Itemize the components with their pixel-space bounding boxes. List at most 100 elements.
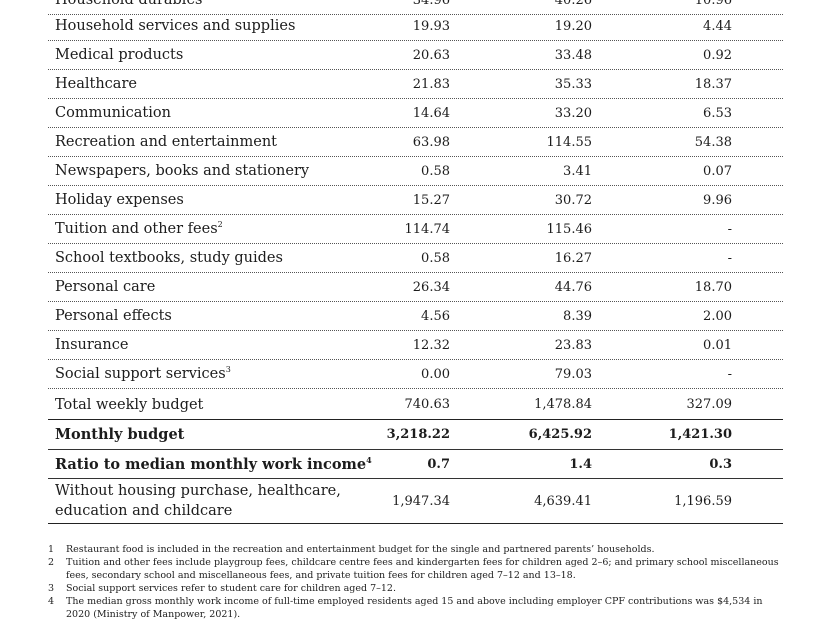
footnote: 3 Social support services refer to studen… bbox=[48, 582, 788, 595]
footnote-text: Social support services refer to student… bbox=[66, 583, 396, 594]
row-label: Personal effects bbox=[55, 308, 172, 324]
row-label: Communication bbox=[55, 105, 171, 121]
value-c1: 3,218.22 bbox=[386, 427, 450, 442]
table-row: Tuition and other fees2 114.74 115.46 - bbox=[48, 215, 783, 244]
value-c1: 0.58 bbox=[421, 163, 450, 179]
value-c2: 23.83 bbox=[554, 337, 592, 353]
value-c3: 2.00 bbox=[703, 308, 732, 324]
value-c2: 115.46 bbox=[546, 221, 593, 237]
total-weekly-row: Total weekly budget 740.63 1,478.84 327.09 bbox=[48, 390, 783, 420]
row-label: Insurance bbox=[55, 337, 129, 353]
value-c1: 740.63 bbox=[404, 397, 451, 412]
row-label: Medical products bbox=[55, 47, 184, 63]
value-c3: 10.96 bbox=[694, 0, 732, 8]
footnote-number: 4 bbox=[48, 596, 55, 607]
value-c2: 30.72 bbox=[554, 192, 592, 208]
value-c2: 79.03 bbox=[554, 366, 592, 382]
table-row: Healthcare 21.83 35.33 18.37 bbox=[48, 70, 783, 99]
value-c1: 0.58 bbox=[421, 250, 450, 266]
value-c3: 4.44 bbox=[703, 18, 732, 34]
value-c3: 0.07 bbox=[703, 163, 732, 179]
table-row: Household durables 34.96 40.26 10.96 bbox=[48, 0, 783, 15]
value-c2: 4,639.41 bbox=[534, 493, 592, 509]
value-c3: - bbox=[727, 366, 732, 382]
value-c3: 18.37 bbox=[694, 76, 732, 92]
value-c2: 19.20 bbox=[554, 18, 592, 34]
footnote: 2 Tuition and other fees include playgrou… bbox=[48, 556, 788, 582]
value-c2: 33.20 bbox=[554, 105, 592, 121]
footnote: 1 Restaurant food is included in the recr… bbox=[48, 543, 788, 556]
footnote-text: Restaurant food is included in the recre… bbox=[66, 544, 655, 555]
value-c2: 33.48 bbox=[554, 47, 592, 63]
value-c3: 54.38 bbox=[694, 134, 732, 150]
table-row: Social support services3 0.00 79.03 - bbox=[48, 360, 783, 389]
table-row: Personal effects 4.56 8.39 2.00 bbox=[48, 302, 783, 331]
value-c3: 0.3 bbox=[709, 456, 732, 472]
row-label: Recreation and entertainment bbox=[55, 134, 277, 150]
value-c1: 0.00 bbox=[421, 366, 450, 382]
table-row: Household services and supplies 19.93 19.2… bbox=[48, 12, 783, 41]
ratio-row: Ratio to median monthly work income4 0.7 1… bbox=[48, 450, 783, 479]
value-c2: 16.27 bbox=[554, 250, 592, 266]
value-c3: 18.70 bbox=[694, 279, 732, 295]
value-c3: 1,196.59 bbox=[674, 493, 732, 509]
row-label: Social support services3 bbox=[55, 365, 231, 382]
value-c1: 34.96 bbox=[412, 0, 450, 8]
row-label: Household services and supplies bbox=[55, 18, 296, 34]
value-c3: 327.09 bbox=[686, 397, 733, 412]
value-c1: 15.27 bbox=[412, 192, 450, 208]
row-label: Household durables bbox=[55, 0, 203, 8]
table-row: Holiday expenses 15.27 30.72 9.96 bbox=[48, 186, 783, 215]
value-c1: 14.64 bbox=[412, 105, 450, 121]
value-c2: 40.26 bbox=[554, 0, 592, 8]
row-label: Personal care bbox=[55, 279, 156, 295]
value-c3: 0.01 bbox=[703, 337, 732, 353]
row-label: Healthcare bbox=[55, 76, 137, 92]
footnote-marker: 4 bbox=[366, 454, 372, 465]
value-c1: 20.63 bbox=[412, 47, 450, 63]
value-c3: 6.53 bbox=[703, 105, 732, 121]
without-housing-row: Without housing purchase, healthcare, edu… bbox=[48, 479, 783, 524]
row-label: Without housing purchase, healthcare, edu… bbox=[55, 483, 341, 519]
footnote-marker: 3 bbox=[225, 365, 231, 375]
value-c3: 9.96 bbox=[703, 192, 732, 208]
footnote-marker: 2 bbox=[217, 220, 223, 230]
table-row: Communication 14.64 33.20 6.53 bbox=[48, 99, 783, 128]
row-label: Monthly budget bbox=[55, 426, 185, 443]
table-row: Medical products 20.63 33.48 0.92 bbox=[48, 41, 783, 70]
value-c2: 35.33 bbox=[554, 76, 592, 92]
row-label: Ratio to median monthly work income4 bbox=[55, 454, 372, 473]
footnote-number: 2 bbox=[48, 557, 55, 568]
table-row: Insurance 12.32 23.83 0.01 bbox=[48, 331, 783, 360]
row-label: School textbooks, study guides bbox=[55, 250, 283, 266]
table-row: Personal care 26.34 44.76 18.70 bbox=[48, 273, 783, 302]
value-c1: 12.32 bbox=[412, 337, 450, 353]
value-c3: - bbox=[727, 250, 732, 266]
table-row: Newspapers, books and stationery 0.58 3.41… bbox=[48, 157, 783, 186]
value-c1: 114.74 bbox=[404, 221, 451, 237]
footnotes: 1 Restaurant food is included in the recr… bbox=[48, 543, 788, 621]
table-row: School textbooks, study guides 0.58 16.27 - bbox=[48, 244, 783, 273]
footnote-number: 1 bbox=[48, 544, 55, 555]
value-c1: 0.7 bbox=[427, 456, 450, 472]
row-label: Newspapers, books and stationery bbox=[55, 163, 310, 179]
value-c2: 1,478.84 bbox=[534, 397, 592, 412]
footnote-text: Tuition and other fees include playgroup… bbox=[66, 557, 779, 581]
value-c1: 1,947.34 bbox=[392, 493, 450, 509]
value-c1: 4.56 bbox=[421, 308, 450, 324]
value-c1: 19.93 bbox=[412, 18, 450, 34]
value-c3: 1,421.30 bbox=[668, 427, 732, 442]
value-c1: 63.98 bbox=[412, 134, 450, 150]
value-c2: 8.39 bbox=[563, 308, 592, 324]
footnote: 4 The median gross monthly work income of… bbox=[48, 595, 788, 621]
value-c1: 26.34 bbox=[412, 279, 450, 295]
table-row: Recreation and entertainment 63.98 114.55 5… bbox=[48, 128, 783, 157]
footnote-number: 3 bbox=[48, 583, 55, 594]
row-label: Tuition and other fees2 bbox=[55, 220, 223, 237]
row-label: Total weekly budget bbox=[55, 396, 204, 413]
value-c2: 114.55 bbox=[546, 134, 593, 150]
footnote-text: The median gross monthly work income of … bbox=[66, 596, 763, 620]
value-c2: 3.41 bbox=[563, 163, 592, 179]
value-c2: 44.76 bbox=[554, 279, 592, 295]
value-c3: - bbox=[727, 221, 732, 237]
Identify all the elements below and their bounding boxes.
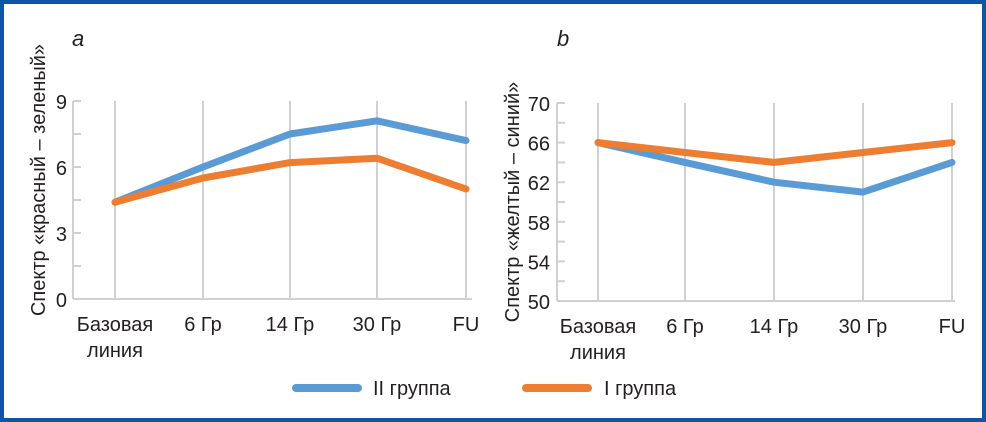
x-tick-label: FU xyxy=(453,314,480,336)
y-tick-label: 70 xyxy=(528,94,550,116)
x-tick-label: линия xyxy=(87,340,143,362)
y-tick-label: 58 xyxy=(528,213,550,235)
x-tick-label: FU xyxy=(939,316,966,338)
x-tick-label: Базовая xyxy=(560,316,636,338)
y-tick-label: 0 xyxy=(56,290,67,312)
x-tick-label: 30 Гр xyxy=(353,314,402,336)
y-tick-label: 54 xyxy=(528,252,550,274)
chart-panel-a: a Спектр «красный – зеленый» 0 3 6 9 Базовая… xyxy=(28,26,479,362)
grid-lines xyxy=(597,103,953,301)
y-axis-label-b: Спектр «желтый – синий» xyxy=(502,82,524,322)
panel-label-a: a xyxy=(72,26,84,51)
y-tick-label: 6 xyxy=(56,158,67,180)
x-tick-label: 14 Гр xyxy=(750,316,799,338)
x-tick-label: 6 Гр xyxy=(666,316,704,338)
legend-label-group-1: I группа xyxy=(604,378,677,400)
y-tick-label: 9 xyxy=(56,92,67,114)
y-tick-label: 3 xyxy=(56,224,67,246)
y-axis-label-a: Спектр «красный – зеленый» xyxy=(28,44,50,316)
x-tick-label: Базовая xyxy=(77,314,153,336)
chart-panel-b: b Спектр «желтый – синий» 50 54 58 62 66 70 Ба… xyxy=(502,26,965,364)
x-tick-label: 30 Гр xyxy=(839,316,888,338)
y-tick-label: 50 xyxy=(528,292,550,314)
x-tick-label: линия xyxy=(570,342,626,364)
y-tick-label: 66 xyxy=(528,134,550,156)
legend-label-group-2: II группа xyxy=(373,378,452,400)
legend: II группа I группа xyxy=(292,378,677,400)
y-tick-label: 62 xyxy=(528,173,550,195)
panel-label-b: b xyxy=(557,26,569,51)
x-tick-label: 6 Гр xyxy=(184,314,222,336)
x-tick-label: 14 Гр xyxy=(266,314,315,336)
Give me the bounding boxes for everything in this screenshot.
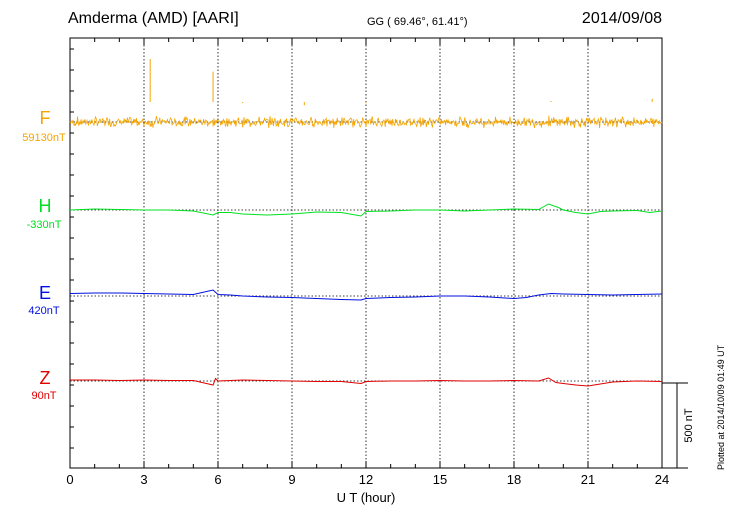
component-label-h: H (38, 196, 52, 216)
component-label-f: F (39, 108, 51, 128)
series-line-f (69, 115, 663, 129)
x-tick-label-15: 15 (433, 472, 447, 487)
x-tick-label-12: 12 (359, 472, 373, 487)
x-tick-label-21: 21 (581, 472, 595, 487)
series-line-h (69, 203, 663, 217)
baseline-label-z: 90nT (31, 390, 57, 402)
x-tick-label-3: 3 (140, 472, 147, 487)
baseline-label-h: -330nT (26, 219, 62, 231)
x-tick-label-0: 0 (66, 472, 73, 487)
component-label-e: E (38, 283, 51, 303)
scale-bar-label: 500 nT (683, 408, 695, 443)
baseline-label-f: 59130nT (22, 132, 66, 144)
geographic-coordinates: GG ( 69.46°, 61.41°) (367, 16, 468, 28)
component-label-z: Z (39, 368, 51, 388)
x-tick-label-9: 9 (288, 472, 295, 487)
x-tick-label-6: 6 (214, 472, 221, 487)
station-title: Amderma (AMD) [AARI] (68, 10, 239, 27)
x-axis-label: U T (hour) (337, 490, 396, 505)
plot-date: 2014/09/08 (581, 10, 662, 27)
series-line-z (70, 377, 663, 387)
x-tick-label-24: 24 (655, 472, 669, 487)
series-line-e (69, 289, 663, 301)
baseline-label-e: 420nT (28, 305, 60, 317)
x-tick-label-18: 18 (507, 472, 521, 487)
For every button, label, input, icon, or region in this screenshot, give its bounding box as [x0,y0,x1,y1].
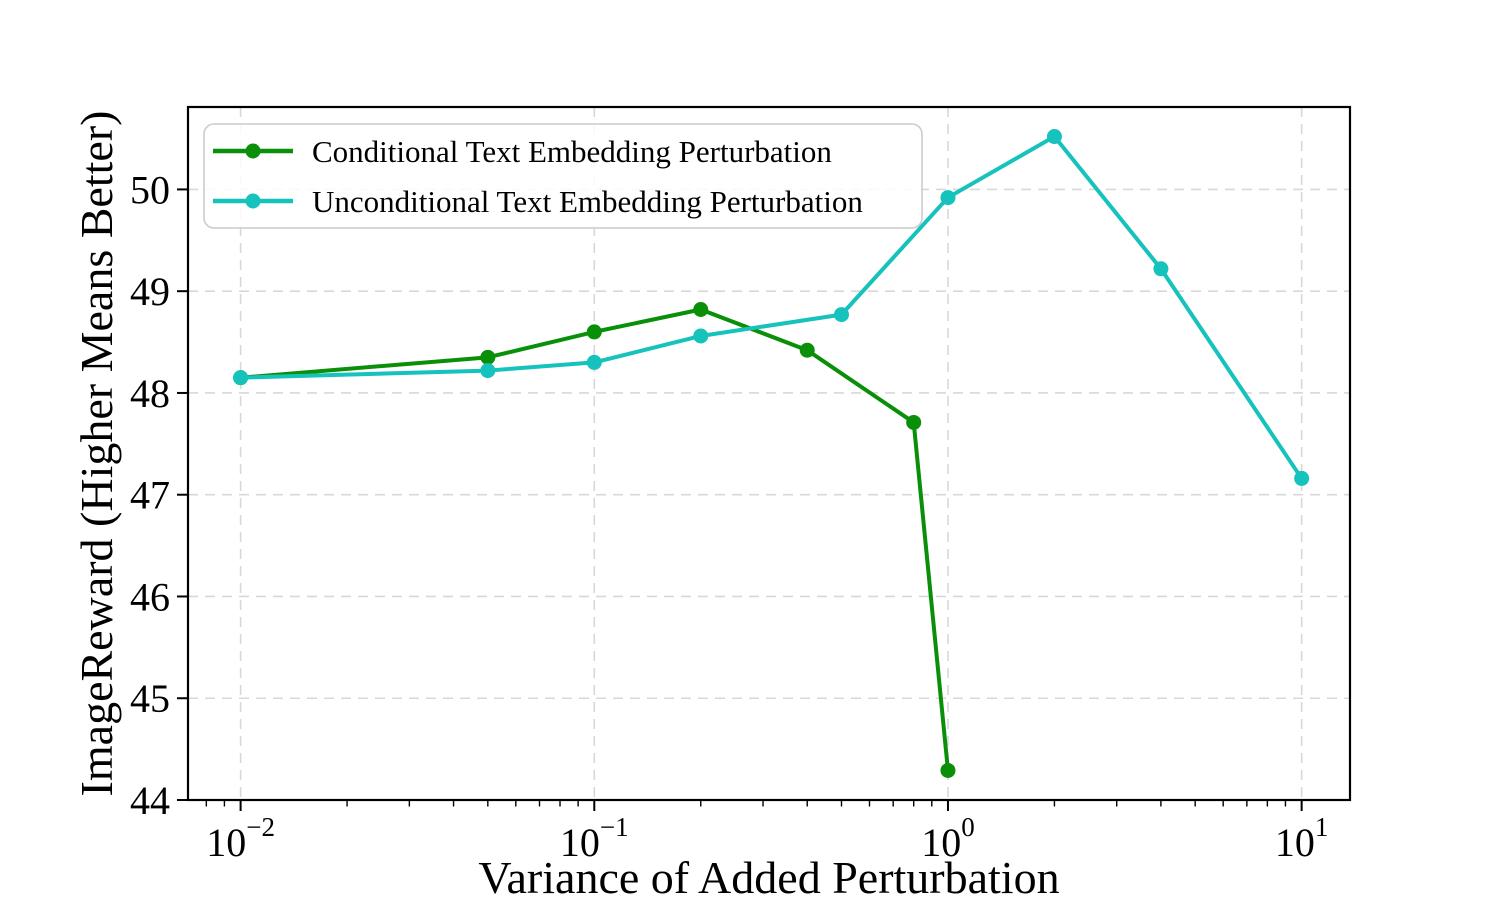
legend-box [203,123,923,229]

※

▶ PROBLEM TO WORK ON
Please return, verbatim, the listing lines between the line containing "x-tick-label: FU xyxy=(453,314,480,336)" and the line containing "Give me the", inclusive.

▶ RESPONSE
x-tick-label: FU xyxy=(453,314,480,336)
y-tick-label: 70 xyxy=(528,94,550,116)
x-tick-label: линия xyxy=(87,340,143,362)
y-tick-label: 58 xyxy=(528,213,550,235)
x-tick-label: FU xyxy=(939,316,966,338)
x-tick-label: Базовая xyxy=(560,316,636,338)
y-tick-label: 0 xyxy=(56,290,67,312)
x-tick-label: 30 Гр xyxy=(353,314,402,336)
y-tick-label: 54 xyxy=(528,252,550,274)
chart-panel-a: a Спектр «красный – зеленый» 0 3 6 9 Базовая… xyxy=(28,26,479,362)
grid-lines xyxy=(597,103,953,301)
y-axis-label-b: Спектр «желтый – синий» xyxy=(502,82,524,322)
panel-label-a: a xyxy=(72,26,84,51)
y-tick-label: 6 xyxy=(56,158,67,180)
x-tick-label: 14 Гр xyxy=(750,316,799,338)
x-tick-label: 6 Гр xyxy=(666,316,704,338)
legend-label-group-1: I группа xyxy=(604,378,677,400)
y-tick-label: 9 xyxy=(56,92,67,114)
y-tick-label: 3 xyxy=(56,224,67,246)
y-axis-label-a: Спектр «красный – зеленый» xyxy=(28,44,50,316)
x-tick-label: Базовая xyxy=(77,314,153,336)
chart-panel-b: b Спектр «желтый – синий» 50 54 58 62 66 70 Ба… xyxy=(502,26,965,364)
x-tick-label: 30 Гр xyxy=(839,316,888,338)
y-tick-label: 50 xyxy=(528,292,550,314)
x-tick-label: линия xyxy=(570,342,626,364)
y-tick-label: 66 xyxy=(528,134,550,156)
legend-label-group-2: II группа xyxy=(373,378,452,400)
legend: II группа I группа xyxy=(292,378,677,400)
y-tick-label: 62 xyxy=(528,173,550,195)
panel-label-b: b xyxy=(557,26,569,51)
x-tick-label: 6 Гр xyxy=(184,314,222,336)
x-tick-label: 14 Гр xyxy=(266,314,315,336)
Give me the bounding boxes for everything in this screenshot.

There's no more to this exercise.